● TEXT UNDER STUDY:
_____
Segmentation fault (core dumped)

nvidia-smi

| NVIDIA-SMI 555.42.02              Driver Version: 555.42.02      CUDA Version: 12.5     |
...

malton-ont commented 3 months ago

We recommend a minimum of 8GB of GPU RAM, so I'm not very surprised this card is struggling.

[2024-06-27 05:37:19.311] [warning] cuda:0 maximum safe estimated batch size at chunk size 12288 is only 0.

That probably explains the segfault.

The 5.0 sup models have a minimum batch size of 32, other models have a minimum size of 64. If you still see failures with these values then the other option is to reduce the --chunksize as well (I'd suggest by a factor of 2 each time?), though this may have an effect on accuracy.
_____
● TO DO:
List every minimum value stated in the segmentation fault thread, along with what each one applies to.

Dataset excerpts:
_____
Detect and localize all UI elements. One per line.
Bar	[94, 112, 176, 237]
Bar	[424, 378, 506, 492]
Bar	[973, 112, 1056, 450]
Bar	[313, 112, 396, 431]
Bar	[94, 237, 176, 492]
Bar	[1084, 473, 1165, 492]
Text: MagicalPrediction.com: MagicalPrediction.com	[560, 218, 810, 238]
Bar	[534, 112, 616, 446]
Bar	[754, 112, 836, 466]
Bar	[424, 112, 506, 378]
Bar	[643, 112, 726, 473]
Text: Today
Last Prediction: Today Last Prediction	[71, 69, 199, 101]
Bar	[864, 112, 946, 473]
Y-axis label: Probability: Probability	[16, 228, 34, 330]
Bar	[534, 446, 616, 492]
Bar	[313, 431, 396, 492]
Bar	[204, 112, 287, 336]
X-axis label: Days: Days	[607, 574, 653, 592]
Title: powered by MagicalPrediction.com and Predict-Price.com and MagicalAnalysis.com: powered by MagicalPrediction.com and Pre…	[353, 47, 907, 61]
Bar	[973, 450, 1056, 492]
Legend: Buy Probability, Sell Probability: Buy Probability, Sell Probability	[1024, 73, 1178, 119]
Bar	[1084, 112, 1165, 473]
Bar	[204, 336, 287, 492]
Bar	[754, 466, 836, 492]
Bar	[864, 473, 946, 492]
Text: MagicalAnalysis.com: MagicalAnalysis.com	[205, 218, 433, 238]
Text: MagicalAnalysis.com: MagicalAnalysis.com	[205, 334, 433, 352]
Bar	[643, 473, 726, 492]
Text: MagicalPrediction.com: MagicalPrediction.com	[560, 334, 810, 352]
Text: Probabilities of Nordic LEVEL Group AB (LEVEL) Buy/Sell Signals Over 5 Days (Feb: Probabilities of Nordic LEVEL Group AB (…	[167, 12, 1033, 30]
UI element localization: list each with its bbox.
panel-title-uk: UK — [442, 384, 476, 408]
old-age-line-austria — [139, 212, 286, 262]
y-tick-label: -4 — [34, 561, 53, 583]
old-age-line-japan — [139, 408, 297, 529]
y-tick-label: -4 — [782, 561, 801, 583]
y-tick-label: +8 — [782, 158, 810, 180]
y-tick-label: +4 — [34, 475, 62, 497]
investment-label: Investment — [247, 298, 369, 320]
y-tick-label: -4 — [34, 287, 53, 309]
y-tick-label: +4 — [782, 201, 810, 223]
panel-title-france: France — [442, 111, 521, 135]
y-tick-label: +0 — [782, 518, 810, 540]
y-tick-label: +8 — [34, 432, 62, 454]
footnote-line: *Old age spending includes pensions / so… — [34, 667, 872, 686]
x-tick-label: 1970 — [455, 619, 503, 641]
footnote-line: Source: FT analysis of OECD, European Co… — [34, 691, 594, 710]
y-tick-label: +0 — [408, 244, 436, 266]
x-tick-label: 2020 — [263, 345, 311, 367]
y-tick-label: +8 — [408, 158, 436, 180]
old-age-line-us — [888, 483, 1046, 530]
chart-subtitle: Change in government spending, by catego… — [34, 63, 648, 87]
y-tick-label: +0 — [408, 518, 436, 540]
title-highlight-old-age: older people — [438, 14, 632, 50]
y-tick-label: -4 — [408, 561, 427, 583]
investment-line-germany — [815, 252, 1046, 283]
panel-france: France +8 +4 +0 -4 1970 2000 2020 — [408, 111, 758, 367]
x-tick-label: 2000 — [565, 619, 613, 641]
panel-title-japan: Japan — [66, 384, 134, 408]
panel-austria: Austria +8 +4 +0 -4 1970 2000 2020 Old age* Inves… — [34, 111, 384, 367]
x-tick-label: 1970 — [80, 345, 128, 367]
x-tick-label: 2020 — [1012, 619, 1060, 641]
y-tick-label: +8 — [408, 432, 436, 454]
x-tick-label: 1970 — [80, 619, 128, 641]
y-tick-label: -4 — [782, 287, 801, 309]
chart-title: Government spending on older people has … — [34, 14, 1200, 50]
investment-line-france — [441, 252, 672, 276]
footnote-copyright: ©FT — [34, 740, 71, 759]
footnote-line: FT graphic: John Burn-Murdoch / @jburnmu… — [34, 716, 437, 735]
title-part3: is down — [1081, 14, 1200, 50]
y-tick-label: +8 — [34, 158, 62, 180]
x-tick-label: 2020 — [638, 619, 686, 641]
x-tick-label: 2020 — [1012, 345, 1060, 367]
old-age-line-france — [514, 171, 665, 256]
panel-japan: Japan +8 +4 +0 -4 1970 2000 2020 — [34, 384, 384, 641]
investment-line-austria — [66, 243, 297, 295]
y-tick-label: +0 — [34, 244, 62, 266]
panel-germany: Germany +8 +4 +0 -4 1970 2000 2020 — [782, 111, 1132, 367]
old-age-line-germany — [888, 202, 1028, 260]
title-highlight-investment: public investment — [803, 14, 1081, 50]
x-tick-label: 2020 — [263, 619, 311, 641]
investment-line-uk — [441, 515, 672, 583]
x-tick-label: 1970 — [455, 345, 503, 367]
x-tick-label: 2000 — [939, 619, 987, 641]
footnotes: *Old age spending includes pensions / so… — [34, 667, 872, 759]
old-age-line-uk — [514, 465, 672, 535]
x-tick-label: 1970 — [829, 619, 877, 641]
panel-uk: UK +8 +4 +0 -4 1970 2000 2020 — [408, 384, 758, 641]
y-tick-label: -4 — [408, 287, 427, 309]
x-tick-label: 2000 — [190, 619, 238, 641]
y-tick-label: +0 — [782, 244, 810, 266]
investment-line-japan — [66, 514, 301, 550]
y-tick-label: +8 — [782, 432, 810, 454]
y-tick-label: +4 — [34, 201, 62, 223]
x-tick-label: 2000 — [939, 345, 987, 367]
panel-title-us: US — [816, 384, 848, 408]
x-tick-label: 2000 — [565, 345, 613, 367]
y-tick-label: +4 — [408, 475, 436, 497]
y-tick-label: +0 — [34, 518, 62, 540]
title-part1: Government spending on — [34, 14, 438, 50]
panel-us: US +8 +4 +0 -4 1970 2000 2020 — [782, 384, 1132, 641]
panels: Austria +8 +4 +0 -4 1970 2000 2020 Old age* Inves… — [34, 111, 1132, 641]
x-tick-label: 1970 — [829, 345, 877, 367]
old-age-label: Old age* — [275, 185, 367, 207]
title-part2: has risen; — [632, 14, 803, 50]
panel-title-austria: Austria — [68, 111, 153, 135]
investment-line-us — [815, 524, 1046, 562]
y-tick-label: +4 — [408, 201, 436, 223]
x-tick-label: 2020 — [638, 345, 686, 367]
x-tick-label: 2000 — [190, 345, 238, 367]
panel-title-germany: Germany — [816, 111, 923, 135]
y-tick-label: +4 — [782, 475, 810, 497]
_____
● ANSWER TO THE PROBLEM:
- 8GB of GPU RAM, the recommended minimum
- Batch size of 32 for the 5.0 sup models
- Batch size of 64 for other models